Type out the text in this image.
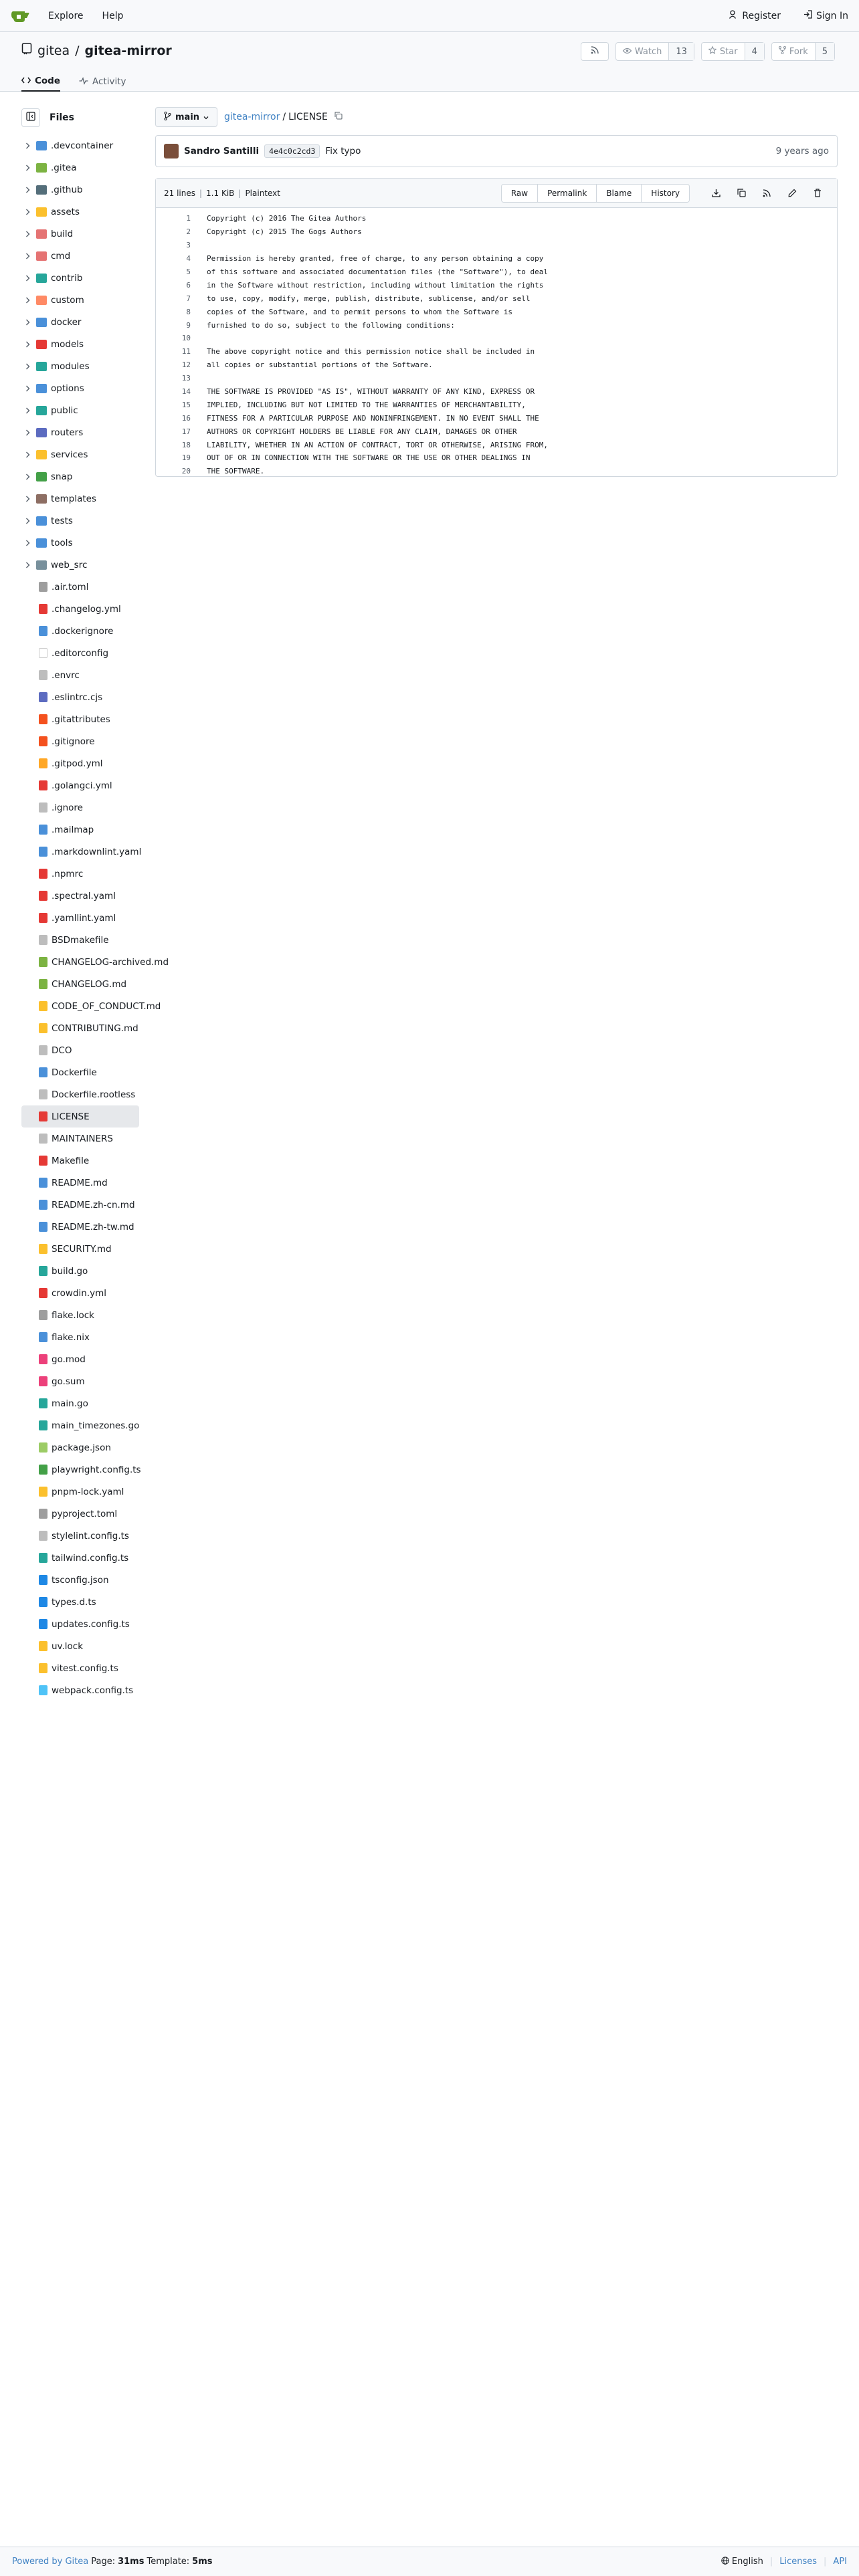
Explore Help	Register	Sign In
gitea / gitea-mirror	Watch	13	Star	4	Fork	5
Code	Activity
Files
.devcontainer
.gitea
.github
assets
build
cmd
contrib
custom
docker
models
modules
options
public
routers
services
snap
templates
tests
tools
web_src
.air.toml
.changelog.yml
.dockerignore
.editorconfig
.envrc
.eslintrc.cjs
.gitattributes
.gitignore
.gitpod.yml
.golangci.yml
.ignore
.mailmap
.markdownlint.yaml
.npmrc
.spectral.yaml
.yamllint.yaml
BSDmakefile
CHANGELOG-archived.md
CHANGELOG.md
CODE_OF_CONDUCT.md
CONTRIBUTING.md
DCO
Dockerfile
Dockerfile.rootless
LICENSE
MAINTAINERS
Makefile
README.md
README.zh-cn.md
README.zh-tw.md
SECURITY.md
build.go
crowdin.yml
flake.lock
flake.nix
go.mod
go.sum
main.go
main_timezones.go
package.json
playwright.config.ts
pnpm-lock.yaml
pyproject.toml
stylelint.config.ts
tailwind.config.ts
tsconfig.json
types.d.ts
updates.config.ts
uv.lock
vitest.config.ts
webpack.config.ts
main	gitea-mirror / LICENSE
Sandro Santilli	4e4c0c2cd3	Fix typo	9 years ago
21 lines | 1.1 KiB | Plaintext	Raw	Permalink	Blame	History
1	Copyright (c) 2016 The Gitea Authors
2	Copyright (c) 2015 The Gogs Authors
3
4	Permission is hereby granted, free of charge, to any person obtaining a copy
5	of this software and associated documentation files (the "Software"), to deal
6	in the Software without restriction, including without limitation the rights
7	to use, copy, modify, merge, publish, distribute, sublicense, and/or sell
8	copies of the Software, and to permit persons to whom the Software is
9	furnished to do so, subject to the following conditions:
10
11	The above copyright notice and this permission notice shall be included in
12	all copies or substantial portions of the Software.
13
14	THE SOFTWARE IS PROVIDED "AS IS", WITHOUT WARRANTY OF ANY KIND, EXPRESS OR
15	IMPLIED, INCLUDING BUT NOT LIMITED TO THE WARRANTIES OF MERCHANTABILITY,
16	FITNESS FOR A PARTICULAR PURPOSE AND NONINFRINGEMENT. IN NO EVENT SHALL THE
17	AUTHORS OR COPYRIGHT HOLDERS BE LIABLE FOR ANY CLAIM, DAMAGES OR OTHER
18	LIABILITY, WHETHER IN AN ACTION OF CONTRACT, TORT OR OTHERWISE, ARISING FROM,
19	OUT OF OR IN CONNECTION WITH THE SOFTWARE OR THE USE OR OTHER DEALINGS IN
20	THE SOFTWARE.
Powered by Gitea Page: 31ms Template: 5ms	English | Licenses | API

* * *

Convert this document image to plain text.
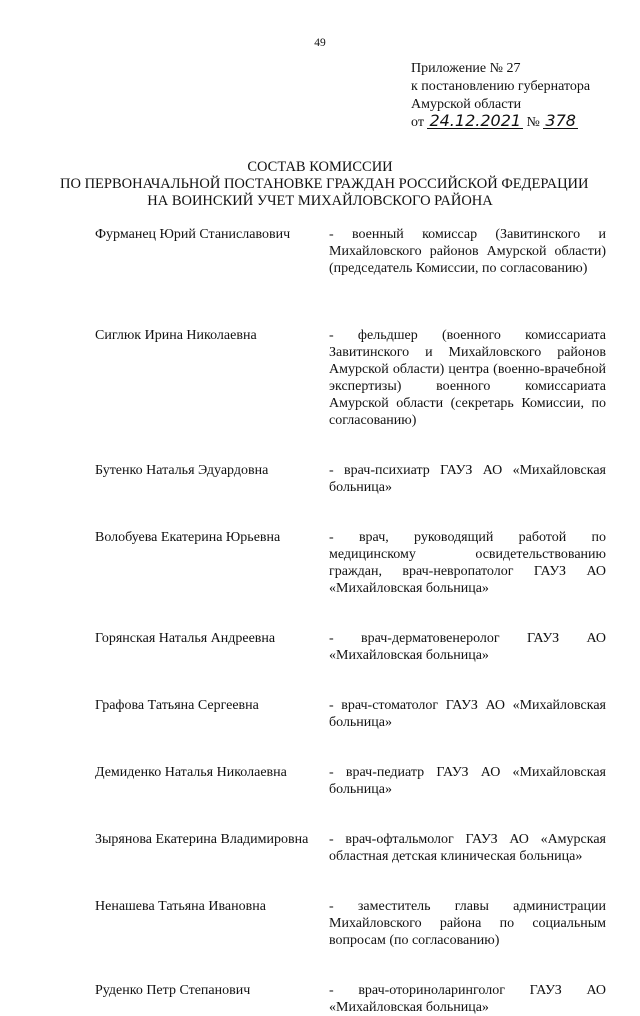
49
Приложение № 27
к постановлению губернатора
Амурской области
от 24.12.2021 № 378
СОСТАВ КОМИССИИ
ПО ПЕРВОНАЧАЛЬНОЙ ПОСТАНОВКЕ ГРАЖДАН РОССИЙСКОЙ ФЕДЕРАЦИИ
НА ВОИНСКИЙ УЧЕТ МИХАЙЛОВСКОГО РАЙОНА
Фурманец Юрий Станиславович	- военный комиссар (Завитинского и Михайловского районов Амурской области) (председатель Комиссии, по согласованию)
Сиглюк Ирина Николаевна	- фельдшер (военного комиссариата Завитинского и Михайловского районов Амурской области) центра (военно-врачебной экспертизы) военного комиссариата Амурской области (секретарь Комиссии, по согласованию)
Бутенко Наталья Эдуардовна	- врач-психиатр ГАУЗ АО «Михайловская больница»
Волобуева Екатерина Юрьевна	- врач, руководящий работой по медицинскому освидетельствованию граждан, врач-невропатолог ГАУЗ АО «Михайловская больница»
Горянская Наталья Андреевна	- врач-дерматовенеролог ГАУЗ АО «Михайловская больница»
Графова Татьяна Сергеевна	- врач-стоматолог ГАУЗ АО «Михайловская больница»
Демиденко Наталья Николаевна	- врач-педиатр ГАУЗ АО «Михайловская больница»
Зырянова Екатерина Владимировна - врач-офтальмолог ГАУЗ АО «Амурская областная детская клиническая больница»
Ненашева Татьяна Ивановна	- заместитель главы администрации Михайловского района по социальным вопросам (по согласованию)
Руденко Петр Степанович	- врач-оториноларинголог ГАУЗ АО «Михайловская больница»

---

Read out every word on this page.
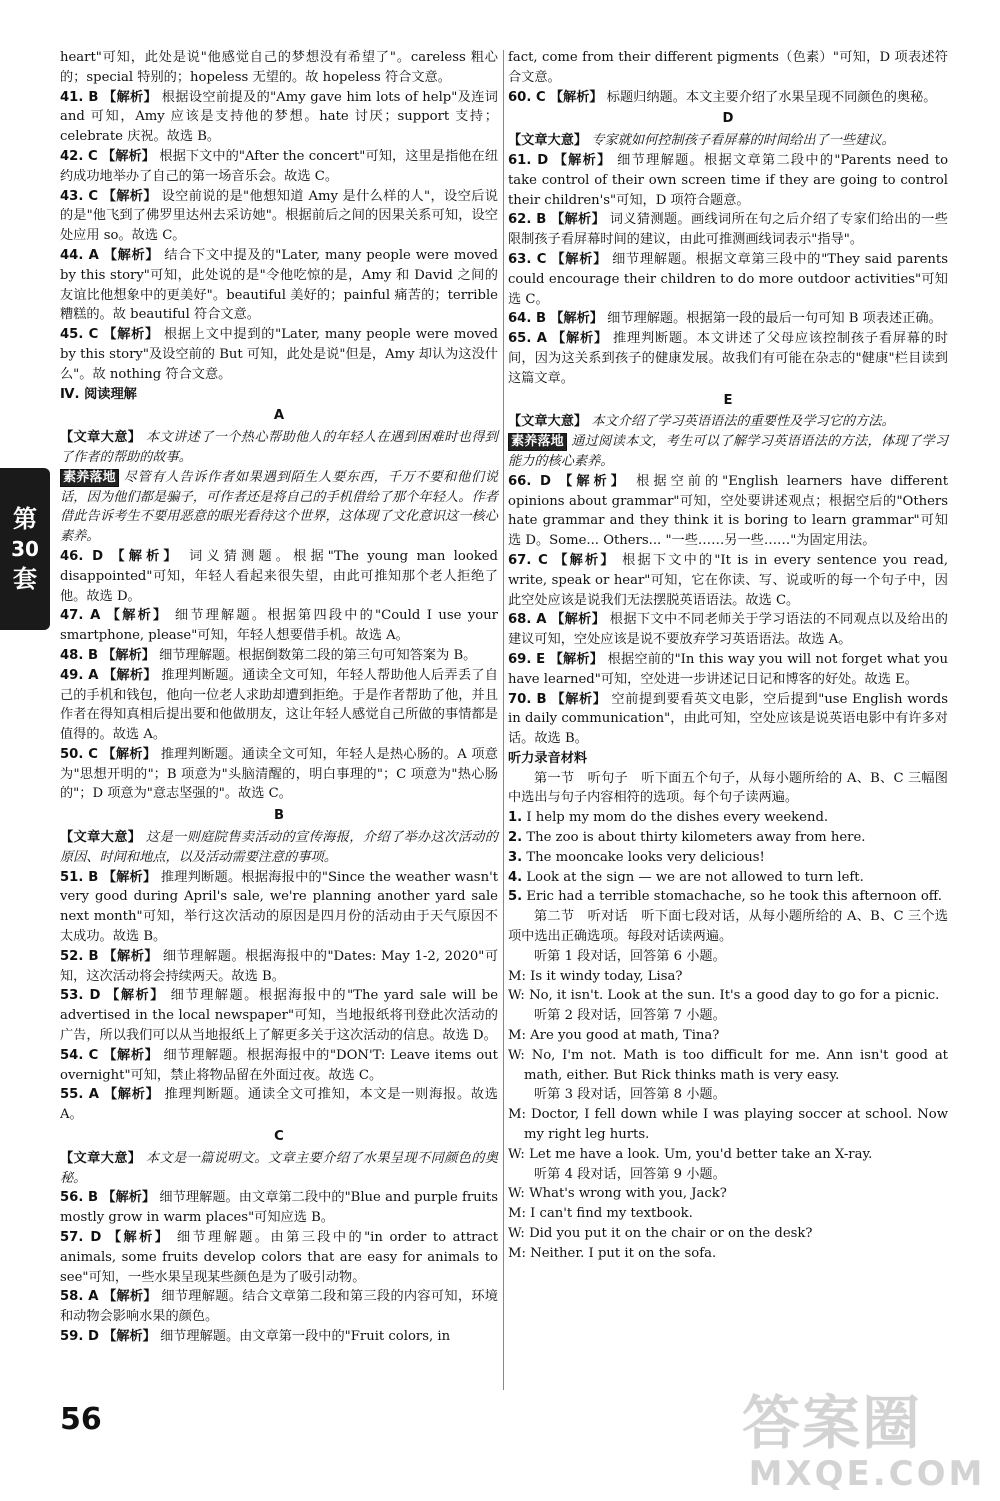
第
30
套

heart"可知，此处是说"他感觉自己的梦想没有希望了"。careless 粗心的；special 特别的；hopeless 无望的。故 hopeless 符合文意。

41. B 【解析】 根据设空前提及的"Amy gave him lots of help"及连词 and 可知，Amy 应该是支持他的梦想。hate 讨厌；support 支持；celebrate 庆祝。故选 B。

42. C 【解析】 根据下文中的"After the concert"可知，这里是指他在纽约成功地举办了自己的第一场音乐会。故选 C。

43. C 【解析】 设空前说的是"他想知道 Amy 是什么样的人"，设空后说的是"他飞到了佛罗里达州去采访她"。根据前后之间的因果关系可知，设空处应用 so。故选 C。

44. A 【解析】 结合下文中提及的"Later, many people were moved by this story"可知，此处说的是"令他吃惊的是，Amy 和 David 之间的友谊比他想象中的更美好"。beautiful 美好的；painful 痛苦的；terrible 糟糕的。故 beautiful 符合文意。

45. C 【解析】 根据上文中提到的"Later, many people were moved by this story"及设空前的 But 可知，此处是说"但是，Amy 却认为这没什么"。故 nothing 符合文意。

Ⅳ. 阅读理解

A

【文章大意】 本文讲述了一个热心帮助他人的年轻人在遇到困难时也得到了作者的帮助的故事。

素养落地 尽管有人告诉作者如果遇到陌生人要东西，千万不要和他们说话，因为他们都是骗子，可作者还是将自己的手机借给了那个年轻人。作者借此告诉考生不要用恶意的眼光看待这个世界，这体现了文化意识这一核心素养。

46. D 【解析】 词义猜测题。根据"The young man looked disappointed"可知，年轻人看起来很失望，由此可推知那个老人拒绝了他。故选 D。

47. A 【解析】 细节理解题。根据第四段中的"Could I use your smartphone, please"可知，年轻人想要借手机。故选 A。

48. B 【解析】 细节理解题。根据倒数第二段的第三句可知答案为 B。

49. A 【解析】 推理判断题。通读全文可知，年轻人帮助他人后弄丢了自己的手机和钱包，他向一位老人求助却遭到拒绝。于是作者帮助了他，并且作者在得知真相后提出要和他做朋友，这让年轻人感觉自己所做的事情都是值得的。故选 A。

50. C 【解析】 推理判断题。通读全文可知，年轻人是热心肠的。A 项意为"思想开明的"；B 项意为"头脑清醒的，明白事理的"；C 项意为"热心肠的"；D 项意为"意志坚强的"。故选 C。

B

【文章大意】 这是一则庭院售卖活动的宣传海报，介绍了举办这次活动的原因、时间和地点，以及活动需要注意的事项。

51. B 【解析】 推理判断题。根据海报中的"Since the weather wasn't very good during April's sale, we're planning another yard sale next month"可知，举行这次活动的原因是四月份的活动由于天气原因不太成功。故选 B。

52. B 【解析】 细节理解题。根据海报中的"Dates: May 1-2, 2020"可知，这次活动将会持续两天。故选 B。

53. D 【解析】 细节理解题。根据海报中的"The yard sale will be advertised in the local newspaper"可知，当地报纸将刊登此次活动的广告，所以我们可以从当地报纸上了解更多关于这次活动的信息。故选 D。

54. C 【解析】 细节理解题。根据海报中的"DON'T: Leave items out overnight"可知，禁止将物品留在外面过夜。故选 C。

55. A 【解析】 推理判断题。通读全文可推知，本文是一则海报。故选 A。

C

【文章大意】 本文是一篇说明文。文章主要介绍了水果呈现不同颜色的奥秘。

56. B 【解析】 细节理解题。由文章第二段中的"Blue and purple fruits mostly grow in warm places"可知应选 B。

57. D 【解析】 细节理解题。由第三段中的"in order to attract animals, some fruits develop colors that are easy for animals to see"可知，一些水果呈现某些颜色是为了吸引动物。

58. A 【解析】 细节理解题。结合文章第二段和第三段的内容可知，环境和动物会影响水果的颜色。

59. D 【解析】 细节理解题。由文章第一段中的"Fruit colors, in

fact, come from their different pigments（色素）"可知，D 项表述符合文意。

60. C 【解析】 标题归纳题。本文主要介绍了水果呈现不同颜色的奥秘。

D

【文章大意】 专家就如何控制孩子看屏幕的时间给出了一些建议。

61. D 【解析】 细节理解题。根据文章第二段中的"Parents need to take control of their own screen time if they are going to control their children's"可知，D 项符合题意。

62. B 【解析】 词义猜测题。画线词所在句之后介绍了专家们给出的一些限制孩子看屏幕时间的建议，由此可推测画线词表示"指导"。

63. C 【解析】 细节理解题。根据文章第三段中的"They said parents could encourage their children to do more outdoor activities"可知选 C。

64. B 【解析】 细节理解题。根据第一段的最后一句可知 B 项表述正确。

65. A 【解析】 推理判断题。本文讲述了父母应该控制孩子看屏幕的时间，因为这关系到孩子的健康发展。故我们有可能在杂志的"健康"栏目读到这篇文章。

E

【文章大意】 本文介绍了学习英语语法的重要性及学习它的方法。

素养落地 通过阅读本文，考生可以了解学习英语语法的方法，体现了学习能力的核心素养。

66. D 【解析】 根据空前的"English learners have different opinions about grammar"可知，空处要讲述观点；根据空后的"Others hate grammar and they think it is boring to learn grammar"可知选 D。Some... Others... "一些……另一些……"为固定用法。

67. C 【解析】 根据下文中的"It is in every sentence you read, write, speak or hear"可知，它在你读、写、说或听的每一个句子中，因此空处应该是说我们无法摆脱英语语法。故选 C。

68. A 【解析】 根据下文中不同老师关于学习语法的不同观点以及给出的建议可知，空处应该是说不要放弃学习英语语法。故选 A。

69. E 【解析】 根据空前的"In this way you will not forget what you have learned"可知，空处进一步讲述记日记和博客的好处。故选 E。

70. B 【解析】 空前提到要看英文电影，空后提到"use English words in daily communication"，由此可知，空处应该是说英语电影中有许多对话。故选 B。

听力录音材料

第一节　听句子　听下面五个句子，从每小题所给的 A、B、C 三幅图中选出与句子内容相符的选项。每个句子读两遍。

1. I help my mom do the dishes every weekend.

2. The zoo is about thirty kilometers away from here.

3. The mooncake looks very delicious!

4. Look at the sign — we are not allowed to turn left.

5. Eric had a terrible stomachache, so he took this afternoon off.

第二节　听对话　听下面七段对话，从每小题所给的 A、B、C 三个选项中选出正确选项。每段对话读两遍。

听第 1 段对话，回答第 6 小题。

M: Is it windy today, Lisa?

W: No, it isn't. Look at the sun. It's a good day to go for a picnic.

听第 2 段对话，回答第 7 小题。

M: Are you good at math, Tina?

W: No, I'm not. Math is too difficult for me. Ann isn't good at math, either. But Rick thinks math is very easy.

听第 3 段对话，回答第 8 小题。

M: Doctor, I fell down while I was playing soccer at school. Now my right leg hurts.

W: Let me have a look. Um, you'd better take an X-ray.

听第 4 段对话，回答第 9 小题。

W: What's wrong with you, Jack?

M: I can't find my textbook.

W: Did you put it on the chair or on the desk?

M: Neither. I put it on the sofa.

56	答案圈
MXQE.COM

**TASK DIRECTIONS**
Find the word "colors" in the entries, and copy every line it shows up in.

**RESPONSE FOR THIS EXERCISE**
57. D 【解析】 细节理解题。由第三段中的"in order to attract animals, some fruits develop colors that are easy for animals to see"可知，一些水果呈现某些颜色是为了吸引动物。
59. D 【解析】 细节理解题。由文章第一段中的"Fruit colors, in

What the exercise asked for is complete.